Set problem:
In the entries, find all lines that hold the word "Actor" and copy them.

Given records:
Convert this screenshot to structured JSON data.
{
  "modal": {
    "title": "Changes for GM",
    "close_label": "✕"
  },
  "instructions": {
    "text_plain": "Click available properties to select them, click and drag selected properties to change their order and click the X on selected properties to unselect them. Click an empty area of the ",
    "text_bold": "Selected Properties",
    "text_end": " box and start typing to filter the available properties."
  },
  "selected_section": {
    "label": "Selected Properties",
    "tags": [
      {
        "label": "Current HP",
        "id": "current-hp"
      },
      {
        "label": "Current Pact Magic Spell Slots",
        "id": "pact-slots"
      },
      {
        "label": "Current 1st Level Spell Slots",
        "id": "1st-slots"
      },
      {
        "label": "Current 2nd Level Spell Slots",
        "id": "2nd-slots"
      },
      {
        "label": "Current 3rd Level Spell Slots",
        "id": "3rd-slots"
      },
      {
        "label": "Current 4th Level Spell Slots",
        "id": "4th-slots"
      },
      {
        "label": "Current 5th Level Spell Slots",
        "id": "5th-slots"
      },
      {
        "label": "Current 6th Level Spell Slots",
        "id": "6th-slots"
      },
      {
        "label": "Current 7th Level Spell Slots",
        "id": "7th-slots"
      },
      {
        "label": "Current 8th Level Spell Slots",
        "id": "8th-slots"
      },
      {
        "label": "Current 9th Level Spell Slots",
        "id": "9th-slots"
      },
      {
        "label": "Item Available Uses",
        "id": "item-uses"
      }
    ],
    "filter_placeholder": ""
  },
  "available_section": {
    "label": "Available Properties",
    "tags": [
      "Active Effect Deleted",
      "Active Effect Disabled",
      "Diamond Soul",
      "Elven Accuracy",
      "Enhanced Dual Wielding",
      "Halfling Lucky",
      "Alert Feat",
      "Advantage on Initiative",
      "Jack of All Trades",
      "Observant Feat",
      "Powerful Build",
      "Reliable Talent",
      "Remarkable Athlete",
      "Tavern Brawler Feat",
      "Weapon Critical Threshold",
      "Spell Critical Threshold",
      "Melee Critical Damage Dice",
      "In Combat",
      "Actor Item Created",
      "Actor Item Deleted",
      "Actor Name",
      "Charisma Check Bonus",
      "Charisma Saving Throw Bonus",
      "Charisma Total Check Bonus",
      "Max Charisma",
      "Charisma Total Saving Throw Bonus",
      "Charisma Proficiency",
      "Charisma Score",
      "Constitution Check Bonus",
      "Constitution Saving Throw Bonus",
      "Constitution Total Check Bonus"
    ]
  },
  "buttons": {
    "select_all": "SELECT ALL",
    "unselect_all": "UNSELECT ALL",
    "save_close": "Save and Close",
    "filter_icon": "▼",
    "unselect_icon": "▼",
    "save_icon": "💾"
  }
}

Exercise result:
      "Actor Item Created",
      "Actor Item Deleted",
      "Actor Name",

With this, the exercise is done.